Belge Bölümü —
::::
بِسۡمِ ٱللَّهِ ٱلرَّحۡمَٰنِ ٱلرَّحِيمِ

قَالَ إِن كُنتَ جِئۡتَ بِـَٔايَةٖ فَأۡتِ بِهَآ إِن كُنتَ مِنَ ٱلصَّٰدِقِينَ ١٠٦

(Firavun, Mûsa’ya şöyle) dedi: “- Eğer sen mû’cize getirdiysen ve sadık kimselerden isen onu (getir) göster.”

– Ali Fikri Yavuz

فَأَلۡقَىٰ عَصَاهُ فَإِذَا هِيَ ثُعۡبَانٞ مُّبِينٞ ١٠٧

Bunun üzerine Mûsa, asâsını yere bıraktı. Hemen o anda asâ, kocaman bir ejderha oluverdi.
::::
Bir veri kümesinde yer alan kayıtlar:
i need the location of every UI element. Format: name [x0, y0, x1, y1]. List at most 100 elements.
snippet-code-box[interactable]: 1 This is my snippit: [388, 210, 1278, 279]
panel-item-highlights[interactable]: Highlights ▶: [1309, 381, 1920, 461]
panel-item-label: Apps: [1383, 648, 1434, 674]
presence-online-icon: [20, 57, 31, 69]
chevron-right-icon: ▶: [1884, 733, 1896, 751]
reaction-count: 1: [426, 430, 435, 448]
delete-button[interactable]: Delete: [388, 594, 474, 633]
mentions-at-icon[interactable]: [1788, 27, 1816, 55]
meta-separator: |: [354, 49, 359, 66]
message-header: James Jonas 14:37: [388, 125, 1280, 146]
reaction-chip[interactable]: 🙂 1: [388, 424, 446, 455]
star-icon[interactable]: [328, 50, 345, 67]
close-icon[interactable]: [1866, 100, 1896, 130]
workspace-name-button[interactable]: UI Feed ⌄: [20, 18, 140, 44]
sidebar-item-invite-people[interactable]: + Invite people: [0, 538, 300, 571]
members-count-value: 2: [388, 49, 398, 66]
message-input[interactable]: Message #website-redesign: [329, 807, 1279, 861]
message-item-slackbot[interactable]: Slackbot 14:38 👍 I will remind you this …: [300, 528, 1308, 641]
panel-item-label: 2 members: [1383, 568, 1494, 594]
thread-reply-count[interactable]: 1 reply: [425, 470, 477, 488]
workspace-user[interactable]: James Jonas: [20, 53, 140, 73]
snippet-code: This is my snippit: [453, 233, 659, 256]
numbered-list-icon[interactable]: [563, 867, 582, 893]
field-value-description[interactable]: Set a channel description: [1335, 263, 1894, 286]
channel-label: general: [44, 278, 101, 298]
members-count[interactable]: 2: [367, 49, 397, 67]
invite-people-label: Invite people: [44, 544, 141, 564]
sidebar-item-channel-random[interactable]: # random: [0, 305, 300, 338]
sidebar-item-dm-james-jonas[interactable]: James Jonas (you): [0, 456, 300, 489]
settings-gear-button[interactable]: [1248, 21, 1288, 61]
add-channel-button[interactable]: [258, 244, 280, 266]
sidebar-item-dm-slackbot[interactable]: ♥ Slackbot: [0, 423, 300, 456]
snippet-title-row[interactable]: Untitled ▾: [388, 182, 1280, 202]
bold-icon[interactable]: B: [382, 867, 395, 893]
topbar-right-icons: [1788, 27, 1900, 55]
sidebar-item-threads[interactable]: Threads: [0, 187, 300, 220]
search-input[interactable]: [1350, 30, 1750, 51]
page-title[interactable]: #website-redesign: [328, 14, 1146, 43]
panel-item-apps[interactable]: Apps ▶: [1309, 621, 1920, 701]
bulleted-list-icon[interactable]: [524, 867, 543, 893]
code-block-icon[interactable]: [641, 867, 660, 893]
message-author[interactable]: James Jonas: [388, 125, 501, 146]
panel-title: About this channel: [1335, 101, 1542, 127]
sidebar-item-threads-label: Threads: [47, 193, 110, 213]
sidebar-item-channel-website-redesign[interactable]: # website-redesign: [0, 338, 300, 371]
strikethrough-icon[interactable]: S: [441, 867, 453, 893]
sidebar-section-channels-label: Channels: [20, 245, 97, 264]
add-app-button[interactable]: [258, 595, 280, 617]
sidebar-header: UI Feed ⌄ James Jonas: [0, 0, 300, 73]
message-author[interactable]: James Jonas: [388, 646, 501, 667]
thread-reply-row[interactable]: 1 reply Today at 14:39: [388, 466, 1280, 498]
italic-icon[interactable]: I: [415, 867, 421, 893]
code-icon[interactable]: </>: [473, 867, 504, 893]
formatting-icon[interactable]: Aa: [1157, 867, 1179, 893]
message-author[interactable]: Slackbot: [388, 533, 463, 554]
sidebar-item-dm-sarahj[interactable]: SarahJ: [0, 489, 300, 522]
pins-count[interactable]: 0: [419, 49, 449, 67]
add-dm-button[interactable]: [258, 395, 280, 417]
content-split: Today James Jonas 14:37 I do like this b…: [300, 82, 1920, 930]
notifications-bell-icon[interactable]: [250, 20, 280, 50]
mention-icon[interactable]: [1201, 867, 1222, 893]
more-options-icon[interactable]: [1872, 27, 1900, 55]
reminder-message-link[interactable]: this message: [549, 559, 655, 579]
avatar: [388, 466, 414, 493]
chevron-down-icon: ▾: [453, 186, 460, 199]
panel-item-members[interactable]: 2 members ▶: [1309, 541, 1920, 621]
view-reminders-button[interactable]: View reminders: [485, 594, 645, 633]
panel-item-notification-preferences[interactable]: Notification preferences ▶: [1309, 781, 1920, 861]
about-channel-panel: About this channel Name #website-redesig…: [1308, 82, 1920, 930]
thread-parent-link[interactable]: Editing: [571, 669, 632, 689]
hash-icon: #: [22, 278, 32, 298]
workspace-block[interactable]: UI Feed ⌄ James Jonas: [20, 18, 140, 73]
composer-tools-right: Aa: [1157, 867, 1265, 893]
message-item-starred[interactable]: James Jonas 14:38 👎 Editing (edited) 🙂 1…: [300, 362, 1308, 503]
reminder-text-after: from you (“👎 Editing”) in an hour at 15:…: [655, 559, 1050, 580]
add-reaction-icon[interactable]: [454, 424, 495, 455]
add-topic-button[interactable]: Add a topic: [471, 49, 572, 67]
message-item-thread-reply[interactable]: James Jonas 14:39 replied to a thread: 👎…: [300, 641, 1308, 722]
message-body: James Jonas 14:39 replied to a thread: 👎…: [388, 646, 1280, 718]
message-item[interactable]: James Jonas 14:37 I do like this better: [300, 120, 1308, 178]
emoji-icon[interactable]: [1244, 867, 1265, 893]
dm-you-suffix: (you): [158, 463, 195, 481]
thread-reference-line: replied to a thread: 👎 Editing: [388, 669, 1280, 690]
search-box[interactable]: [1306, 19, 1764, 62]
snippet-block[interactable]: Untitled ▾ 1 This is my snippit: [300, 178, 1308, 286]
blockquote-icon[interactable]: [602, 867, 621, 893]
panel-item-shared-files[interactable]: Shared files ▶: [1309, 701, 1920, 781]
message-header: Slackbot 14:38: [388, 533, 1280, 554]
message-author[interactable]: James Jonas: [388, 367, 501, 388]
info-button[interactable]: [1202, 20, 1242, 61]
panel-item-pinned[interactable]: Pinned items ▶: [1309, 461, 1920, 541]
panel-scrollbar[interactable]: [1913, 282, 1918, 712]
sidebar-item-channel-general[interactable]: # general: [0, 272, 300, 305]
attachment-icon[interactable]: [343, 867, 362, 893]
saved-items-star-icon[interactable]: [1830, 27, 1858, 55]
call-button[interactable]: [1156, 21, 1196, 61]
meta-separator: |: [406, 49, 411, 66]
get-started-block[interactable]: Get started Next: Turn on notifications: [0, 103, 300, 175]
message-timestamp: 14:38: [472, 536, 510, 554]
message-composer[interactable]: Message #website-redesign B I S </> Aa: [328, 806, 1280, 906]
::::
Yapılacaklar —
1 > Mûsa ile Firavun metninin Türkçe kısımlarında geçen bütün özel adları yazın.
2 > Mûsa ile Firavun metnini kaldığı yerden sürdürün.
Kayıtlar, Mûsa ile Firavun metninden ayrı bir malzemedir.

Alıştırma Cevapları —
1 > Firavun, Mûsa, Ali Fikri Yavuz

2 >
– Ali Fikri Yavuz

وَنَزَعَ يَدَهُۥ فَإِذَا هِيَ بَيۡضَآءُ لِلنَّٰظِرِينَ ١٠٨

Bir de elini (koynundan) çıkardı ki, ne görsünler; seyredenlere, eli bembeyaz ışık saçıyor.

– Ali Fikri Yavuz

قَالَ ٱلۡمَلَأُ مِن قَوۡمِ فِرۡعَوۡنَ إِنَّ هَٰذَا لَسَٰحِرٌ عَلِيمٞ ١٠٩

Firavun’un kavminden başta gelenler dedi ki: “- Muhakkak bu, çok bilgiç bir sihirbazdır.

– Ali Fikri Yavuz

يُرِيدُ أَن يُخۡرِجَكُم مِّنۡ أَرۡضِكُمۡۖ فَمَاذَا تَأۡمُرُونَ ١١٠

Sizi yurdunuzdan çıkarmak istiyor.” Firavun da: “- O halde, ne tedbir düşünüyorsunuz?” dedi.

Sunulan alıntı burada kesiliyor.